What to work on: Can you arrange the lines starting at the one containing "grid-icon xyxy=(439,536,456,552)" and ending at the one containing "jade-peach-bonsai-photo[interactable] xyxy=(86,77,462,577)" as a Markdown table, using a Row column with a running number and a Line column with each line, and leaving out blank lines?

Records shown:
- - -
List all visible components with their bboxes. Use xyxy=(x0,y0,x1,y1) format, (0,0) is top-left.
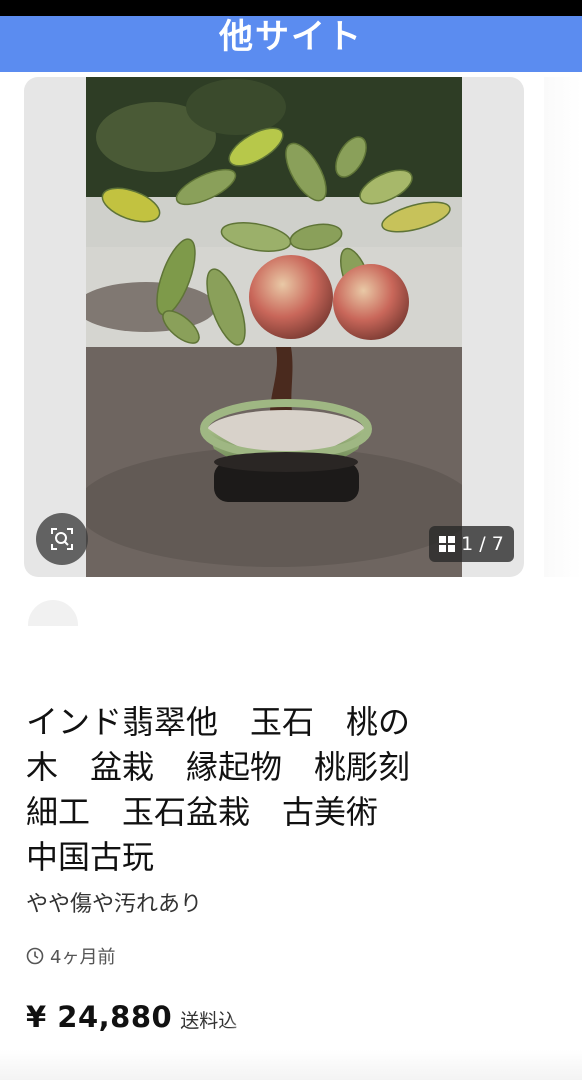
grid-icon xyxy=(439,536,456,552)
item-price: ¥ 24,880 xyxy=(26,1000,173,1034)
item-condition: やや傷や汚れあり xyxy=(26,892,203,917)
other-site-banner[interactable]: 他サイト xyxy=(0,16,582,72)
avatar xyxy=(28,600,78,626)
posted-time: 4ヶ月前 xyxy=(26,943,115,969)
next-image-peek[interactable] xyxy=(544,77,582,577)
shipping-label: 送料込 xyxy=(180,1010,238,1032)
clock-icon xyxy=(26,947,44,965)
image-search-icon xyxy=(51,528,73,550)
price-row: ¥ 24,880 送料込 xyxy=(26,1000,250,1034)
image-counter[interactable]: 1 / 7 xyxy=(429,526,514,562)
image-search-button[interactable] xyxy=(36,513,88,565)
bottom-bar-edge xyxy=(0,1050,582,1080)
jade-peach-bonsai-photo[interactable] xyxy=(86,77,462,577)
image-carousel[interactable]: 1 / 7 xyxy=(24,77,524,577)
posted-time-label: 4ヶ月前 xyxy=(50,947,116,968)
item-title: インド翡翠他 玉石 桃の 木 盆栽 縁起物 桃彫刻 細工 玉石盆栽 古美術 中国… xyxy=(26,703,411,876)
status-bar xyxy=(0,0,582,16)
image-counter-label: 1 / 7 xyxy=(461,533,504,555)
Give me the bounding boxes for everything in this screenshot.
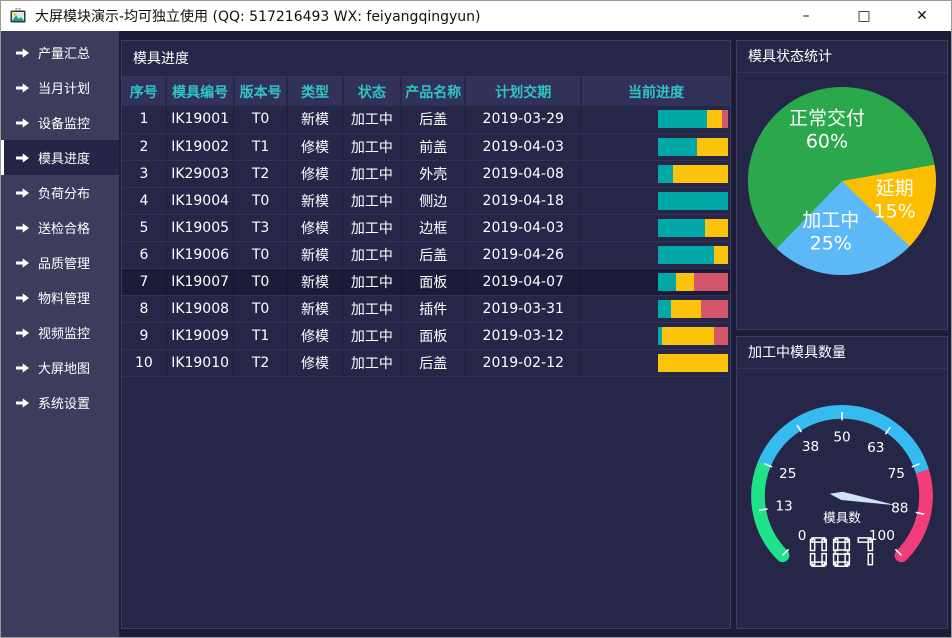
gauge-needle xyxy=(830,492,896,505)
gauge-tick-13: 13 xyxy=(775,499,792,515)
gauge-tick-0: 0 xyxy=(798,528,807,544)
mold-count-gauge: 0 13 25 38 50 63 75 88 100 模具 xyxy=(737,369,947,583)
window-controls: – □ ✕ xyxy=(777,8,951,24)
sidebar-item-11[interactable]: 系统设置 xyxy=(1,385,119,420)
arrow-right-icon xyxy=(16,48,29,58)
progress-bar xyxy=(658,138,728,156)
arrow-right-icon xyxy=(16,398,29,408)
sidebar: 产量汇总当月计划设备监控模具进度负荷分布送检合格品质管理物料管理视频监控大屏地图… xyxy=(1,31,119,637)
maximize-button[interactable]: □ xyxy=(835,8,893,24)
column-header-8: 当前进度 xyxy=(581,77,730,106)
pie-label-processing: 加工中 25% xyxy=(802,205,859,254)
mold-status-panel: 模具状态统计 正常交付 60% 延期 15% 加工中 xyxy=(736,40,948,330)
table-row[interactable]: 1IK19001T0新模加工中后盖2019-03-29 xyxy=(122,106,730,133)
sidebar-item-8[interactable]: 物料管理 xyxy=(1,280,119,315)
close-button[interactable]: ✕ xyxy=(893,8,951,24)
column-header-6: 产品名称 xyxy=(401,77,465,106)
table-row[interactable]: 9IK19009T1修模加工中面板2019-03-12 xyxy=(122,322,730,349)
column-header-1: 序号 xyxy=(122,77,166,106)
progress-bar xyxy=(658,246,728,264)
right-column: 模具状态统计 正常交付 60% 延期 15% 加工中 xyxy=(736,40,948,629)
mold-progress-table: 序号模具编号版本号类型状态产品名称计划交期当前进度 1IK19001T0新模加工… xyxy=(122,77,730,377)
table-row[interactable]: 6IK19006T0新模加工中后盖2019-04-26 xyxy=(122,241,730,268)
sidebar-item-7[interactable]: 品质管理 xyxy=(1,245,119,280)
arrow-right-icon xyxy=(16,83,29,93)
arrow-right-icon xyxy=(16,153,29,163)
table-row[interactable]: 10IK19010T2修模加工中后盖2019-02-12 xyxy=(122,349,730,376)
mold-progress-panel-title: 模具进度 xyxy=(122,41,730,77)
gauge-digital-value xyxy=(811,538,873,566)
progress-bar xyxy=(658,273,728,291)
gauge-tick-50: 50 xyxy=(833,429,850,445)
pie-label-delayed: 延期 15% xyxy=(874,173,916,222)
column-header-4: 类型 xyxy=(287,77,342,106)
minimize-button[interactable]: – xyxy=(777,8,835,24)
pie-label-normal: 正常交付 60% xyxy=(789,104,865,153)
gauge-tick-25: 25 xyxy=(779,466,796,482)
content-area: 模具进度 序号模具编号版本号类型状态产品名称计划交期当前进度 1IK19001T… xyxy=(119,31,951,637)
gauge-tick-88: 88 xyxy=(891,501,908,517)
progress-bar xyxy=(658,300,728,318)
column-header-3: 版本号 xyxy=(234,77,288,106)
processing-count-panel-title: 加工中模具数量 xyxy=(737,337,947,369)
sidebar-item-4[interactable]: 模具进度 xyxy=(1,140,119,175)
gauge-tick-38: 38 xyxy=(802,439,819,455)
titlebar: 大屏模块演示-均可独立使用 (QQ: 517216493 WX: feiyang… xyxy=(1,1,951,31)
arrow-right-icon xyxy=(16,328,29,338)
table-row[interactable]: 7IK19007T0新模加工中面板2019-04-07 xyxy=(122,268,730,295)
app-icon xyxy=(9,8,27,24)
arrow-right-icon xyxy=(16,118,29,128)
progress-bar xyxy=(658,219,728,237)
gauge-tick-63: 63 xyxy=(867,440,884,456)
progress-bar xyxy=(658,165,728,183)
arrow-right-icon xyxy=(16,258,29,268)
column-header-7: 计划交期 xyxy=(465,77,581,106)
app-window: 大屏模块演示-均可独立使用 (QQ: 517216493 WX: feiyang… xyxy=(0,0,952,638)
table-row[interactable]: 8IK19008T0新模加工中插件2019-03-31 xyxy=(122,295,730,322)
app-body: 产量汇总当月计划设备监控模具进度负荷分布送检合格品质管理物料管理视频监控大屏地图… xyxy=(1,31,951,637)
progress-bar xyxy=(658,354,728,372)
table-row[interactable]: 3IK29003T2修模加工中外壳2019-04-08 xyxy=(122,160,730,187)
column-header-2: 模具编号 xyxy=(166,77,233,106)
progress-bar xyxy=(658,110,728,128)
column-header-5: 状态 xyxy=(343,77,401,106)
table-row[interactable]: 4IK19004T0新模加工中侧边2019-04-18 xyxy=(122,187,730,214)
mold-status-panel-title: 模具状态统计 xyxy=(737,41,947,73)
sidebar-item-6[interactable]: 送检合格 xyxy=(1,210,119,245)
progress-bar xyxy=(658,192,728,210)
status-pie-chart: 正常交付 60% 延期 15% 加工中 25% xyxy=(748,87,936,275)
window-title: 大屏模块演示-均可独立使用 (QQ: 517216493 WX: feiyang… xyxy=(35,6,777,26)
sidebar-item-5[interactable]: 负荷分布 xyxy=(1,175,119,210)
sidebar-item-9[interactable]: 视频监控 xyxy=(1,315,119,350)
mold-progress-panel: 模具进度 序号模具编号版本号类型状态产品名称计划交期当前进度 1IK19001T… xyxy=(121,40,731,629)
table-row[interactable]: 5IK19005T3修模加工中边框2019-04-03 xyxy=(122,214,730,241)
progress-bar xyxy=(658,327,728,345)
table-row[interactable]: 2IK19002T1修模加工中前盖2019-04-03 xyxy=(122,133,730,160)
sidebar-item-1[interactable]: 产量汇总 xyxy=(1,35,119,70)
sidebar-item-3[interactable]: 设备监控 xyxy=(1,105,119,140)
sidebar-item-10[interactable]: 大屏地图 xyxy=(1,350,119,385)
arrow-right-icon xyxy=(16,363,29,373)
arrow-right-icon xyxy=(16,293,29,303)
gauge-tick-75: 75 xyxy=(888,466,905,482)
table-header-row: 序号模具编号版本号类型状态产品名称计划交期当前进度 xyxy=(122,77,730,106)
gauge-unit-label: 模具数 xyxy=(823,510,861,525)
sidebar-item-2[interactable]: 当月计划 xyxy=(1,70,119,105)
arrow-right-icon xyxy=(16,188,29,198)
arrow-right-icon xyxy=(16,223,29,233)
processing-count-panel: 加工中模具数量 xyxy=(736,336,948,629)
- - -
Result below:
| Row | Line |
|---|---|
| 1 | grid-icon xyxy=(439,536,456,552) |
| 2 | item-price: ¥ 24,880 xyxy=(26,1000,173,1034) |
| 3 | item-condition: やや傷や汚れあり xyxy=(26,892,203,917) |
| 4 | other-site-banner[interactable]: 他サイト xyxy=(0,16,582,72) |
| 5 | avatar xyxy=(28,600,78,626) |
| 6 | posted-time: 4ヶ月前 xyxy=(26,943,115,969) |
| 7 | next-image-peek[interactable] xyxy=(544,77,582,577) |
| 8 | shipping-label: 送料込 xyxy=(180,1010,238,1032) |
| 9 | clock-icon xyxy=(26,947,44,965) |
| 10 | image-search-icon xyxy=(51,528,73,550) |
| 11 | price-row: ¥ 24,880 送料込 xyxy=(26,1000,250,1034) |
| 12 | image-counter[interactable]: 1 / 7 xyxy=(429,526,514,562) |
| 13 | image-search-button[interactable] xyxy=(36,513,88,565) |
| 14 | bottom-bar-edge xyxy=(0,1050,582,1080) |
| 15 | jade-peach-bonsai-photo[interactable] xyxy=(86,77,462,577) |